What is expected
From the listing, collect all lines containing the word "title".

--- begin Stored data ---

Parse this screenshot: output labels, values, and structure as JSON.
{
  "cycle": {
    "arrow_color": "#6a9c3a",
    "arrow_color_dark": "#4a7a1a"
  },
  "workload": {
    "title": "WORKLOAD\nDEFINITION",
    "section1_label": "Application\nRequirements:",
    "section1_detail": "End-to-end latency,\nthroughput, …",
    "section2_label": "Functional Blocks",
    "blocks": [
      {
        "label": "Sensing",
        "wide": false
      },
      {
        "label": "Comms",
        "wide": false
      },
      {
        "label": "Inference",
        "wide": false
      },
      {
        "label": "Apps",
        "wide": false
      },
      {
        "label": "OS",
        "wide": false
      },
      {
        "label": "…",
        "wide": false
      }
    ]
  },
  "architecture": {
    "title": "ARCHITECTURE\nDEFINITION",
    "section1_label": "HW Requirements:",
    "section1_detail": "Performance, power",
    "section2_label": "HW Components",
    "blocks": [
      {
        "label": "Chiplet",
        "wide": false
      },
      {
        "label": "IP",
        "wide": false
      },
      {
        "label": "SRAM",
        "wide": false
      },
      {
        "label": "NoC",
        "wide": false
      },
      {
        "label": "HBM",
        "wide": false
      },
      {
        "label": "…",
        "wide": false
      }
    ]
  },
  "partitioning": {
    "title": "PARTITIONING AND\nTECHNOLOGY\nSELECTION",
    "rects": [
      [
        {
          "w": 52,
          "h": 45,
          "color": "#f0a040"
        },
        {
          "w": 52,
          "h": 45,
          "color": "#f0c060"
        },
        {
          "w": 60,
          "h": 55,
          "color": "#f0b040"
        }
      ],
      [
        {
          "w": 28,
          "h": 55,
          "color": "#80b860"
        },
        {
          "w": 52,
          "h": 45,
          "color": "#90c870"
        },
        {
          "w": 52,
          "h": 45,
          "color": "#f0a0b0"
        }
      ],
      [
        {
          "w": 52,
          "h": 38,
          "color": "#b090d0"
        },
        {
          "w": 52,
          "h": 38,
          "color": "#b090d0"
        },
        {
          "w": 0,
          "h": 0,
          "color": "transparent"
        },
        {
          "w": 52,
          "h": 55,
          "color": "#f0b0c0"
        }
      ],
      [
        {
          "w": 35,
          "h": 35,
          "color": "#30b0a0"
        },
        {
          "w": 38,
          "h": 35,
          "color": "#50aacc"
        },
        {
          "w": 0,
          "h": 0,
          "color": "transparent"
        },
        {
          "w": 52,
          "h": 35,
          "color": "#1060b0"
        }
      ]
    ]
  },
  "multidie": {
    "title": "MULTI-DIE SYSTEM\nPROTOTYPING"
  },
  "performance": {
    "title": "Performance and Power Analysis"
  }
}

--- end Stored data ---

Exercise response
    "title": "WORKLOAD\nDEFINITION",
    "title": "ARCHITECTURE\nDEFINITION",
    "title": "PARTITIONING AND\nTECHNOLOGY\nSELECTION",
    "title": "MULTI-DIE SYSTEM\nPROTOTYPING"
    "title": "Performance and Power Analysis"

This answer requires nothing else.